-- begin DATA IN THIS EXERCISE --

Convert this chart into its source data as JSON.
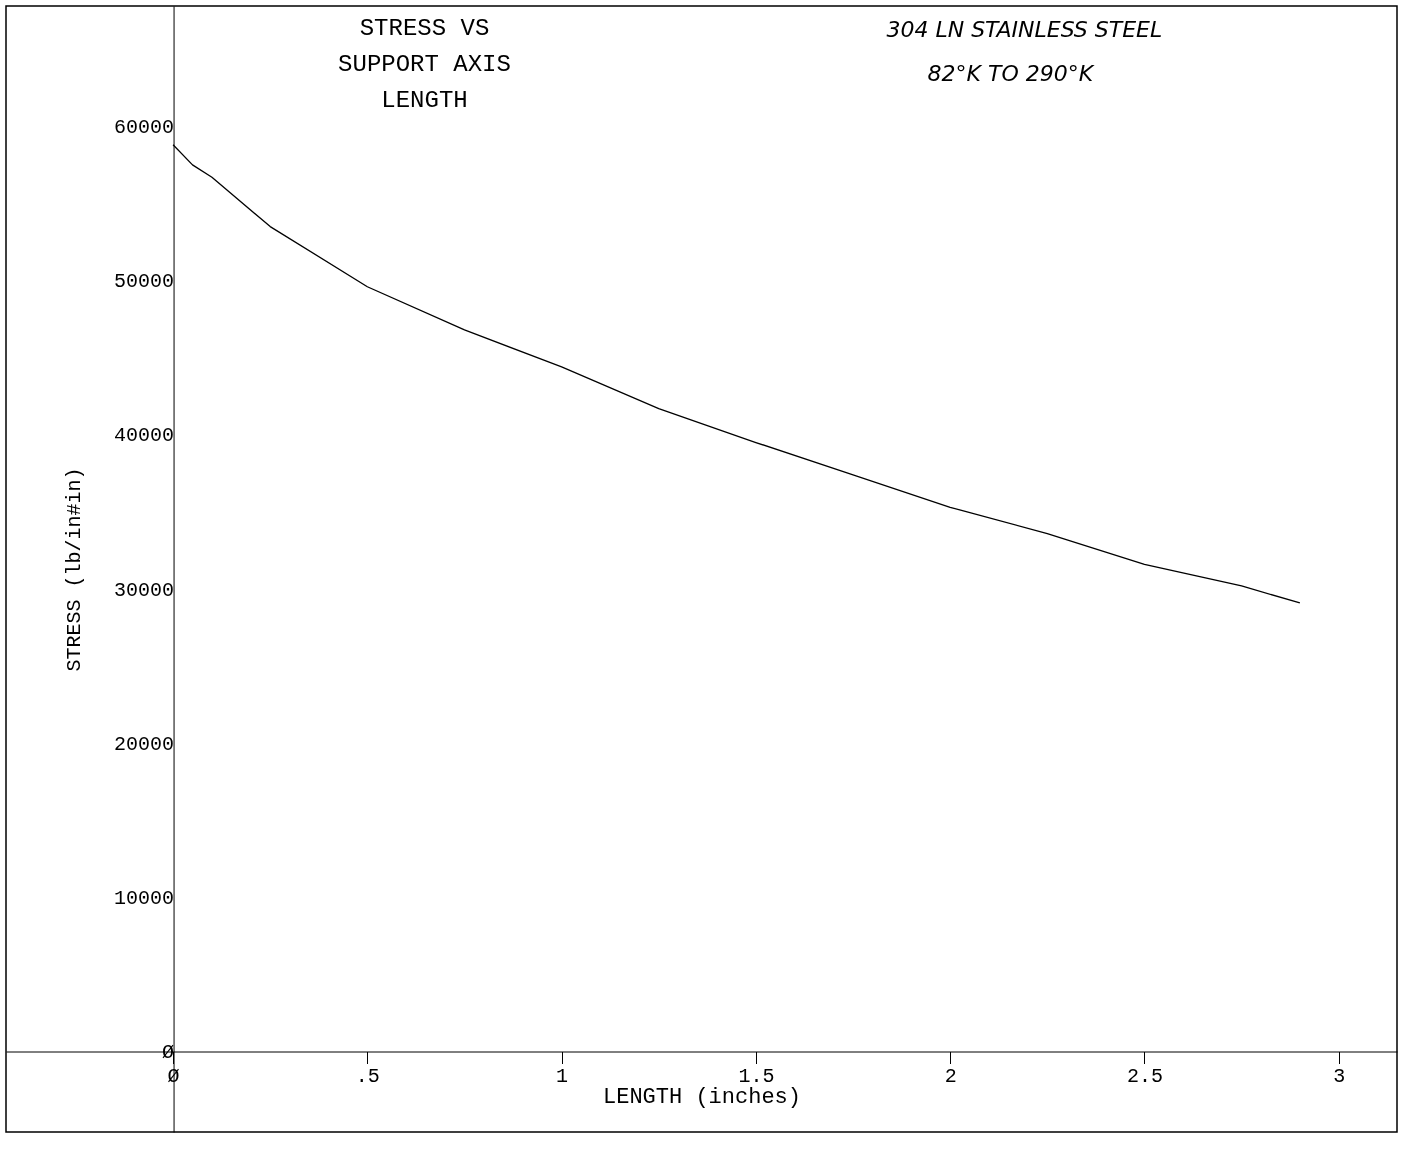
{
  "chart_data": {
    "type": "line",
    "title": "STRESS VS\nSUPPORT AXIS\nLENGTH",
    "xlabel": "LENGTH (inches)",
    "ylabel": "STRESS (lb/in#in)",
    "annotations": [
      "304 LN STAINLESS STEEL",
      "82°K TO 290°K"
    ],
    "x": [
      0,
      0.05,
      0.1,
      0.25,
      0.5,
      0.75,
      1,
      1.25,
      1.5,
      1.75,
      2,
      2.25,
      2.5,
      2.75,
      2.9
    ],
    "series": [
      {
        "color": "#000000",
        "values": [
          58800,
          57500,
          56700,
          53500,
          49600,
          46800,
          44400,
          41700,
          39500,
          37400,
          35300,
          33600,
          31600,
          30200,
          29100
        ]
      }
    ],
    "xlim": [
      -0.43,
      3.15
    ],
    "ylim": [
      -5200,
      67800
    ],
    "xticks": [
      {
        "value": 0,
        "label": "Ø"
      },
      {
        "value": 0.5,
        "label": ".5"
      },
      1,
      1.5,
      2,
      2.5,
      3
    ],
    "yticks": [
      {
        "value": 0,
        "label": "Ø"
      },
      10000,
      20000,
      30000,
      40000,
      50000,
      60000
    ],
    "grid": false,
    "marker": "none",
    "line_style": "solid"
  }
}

-- end DATA IN THIS EXERCISE --

> _PROBLEM DESCRIPTION_
Every entry above needs to be retyped exactly; drop the pictures.

> _WRITTEN SOLUTION_
Convert this chart into its source data as JSON.
{
  "chart_data": {
    "type": "line",
    "title": "STRESS VS\nSUPPORT AXIS\nLENGTH",
    "xlabel": "LENGTH (inches)",
    "ylabel": "STRESS (lb/in#in)",
    "annotations": [
      "304 LN STAINLESS STEEL",
      "82°K TO 290°K"
    ],
    "x": [
      0,
      0.05,
      0.1,
      0.25,
      0.5,
      0.75,
      1,
      1.25,
      1.5,
      1.75,
      2,
      2.25,
      2.5,
      2.75,
      2.9
    ],
    "series": [
      {
        "color": "#000000",
        "values": [
          58800,
          57500,
          56700,
          53500,
          49600,
          46800,
          44400,
          41700,
          39500,
          37400,
          35300,
          33600,
          31600,
          30200,
          29100
        ]
      }
    ],
    "xlim": [
      -0.43,
      3.15
    ],
    "ylim": [
      -5200,
      67800
    ],
    "xticks": [
      {
        "value": 0,
        "label": "Ø"
      },
      {
        "value": 0.5,
        "label": ".5"
      },
      1,
      1.5,
      2,
      2.5,
      3
    ],
    "yticks": [
      {
        "value": 0,
        "label": "Ø"
      },
      10000,
      20000,
      30000,
      40000,
      50000,
      60000
    ],
    "grid": false,
    "marker": "none",
    "line_style": "solid"
  }
}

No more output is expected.